- _Page text_:
++++++++

More than a million women and nearly a million men are physically harmed by their spouse or partner every year in the United States, according to the American Bar Association Commission on Domestic Violence. Violence is the most common perception of spousal abuse because it's visible and quantifiable, evidenced by visits to the doctor and emergency medical services. But spousal abuse can take numerous forms.
Physical Abuse
Physical abuse is usually thought of as punching or slapping. But if your spouse pulls your hair to get your attention, forces food into your mouth when you don't want to eat, or locks you in a closet so you can't escape, these actions are forms of physical abuse, too. Physical abuse often starts out with smaller actions and can generate over time into full-fledged and even lethal violence.
Emotional Abuse
Some abusers never lay a hand on their spouses. Bullying, yelling and swearing are all forms of emotional abuse. Even the threat of physical violence is abuse, whether or not your spouse actually follows through with it. Hitting furniture, kicking pets and punching walls are forms of emotional abuse because they put you in fear that you might be next. Your spouse may threaten your children or other loved ones if you don't do what he wants. According to the American Academy of Experts in Traumatic Stress, studies have shown that these acts can be just as traumatizing as physical abuse.
Sexual Abuse
Sexual abuse is often a commingling of physical and emotional abuse. It can be as violent as rape when you're overpowered into an intimate act or as emotionally violating as your spouse threatening you to make you do something you don't want to do. It doesn't matter if you're married or if sex is sometimes consensual. When you're forced to take part in any sexual act, it's abuse. It can involve guilting you into sex when you're too busy or not feeling well, especially if this happens on a regular basis.
Financial Abuse
Your spouse may not threaten you or belittle you, but if he instead controls you by withholding money to provide for basic necessities for you and your children, this is financial abuse. Signs include meting cash out sparingly so it is never enough for you to use it to escape or take care of yourself, or even refusing to allow you to work or getting you fired any time you find a job. Financial abuse can also involve a spouse who slips money from your purse for his own use or secretly depletes your savings or investment accounts. Spousal abuse crosses socioeconomic lines. Victims can be well-earning professionals or unemployed.
Stalking
It's a common misconception that stalking is an act committed by a stranger or a distant acquaintance, but it is a form of spousal abuse as well. If your spouse tracks you when you are away from home or constantly checks up on you by cell phone or in person to see where you are or what you're doing, this is abuse. If she spies on your Internet activity, this is cyberstalking.

++++++++

- _Excerpted data_:
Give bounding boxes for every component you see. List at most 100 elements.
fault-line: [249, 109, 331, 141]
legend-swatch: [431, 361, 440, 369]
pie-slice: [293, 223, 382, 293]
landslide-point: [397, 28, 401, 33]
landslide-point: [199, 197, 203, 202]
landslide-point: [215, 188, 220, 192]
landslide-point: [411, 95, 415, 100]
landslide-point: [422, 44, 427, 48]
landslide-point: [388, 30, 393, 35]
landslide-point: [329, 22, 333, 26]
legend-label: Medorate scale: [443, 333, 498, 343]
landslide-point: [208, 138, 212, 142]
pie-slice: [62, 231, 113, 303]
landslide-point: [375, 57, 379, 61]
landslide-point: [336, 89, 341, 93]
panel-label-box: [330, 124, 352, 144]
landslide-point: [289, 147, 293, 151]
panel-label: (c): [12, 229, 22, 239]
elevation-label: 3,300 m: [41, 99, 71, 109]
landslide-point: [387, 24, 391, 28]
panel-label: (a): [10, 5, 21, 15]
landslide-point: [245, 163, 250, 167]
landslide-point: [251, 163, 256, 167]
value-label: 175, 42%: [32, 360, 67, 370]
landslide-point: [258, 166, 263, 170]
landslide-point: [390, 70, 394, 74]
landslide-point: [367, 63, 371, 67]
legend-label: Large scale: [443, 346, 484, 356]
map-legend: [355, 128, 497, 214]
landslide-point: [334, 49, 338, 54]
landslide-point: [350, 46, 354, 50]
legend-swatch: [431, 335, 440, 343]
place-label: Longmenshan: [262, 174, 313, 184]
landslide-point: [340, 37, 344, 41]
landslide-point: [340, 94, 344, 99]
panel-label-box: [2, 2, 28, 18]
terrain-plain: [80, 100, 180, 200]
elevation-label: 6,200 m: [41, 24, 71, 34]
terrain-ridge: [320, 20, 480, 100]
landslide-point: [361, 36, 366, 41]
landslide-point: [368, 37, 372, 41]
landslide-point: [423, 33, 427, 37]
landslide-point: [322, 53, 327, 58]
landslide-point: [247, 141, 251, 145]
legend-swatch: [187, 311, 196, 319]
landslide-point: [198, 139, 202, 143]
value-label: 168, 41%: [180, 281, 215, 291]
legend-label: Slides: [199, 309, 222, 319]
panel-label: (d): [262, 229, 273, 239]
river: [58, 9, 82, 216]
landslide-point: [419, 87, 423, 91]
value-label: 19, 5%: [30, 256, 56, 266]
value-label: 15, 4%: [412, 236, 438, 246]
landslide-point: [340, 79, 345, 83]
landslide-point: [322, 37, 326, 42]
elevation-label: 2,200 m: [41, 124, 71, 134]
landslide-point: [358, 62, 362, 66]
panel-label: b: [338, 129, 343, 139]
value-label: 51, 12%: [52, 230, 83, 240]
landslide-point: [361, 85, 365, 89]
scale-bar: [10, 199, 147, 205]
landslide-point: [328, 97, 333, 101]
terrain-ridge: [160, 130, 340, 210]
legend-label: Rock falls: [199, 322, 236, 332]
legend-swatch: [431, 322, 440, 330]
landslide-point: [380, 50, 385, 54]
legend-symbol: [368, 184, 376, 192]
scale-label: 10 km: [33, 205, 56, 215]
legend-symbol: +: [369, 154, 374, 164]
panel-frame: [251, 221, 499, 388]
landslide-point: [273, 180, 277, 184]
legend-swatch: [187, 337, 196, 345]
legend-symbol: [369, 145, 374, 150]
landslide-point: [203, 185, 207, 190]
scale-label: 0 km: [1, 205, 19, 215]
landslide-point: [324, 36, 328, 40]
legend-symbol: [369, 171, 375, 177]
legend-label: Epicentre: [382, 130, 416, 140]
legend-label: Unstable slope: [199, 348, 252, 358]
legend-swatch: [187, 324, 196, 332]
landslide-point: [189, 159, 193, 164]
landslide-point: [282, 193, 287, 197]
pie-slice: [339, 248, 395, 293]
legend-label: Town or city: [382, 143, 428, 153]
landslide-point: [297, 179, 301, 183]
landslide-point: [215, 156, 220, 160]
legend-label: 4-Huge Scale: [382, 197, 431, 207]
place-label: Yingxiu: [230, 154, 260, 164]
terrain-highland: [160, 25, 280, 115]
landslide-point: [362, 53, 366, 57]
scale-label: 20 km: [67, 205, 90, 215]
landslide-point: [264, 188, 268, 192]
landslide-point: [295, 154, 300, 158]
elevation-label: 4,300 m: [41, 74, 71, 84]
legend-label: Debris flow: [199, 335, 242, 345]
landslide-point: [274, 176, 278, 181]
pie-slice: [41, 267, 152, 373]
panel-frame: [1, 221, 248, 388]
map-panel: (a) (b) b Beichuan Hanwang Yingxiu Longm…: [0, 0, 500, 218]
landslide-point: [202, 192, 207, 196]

++++++++

- _Assignment 1_: Using the text on spousal abuse, rewrite the paragraph beginning "Your spouse may not threaten you or belittle you" as a short bulleted list that keeps its main facts.
- _Assignment 2_:
Answer these questions from the text on spousal abuse:
(a) Which organization is cited for the yearly figures on women and men physically harmed by a spouse or partner?
(b) What term does the text use for a spouse spying on your Internet activity?
(c) Which organization is cited for studies showing that emotional abuse can be as traumatizing as physical abuse?
The material isn't required for either task.

- _Task solution 1_:
- Financial abuse means a spouse controls you by withholding money for basic necessities for you and your children.
- Signs include handing out cash so sparingly that it is never enough to escape or take care of yourself.
- Signs also include refusing to let you work or getting you fired whenever you find a job.
- It can involve a spouse taking money from your purse for personal use or secretly draining your savings or investment accounts.
- Spousal abuse crosses socioeconomic lines, so victims can be well-earning professionals or unemployed.

- _Task solution 2_:
(a) The American Bar Association Commission on Domestic Violence
(b) Cyberstalking
(c) The American Academy of Experts in Traumatic Stress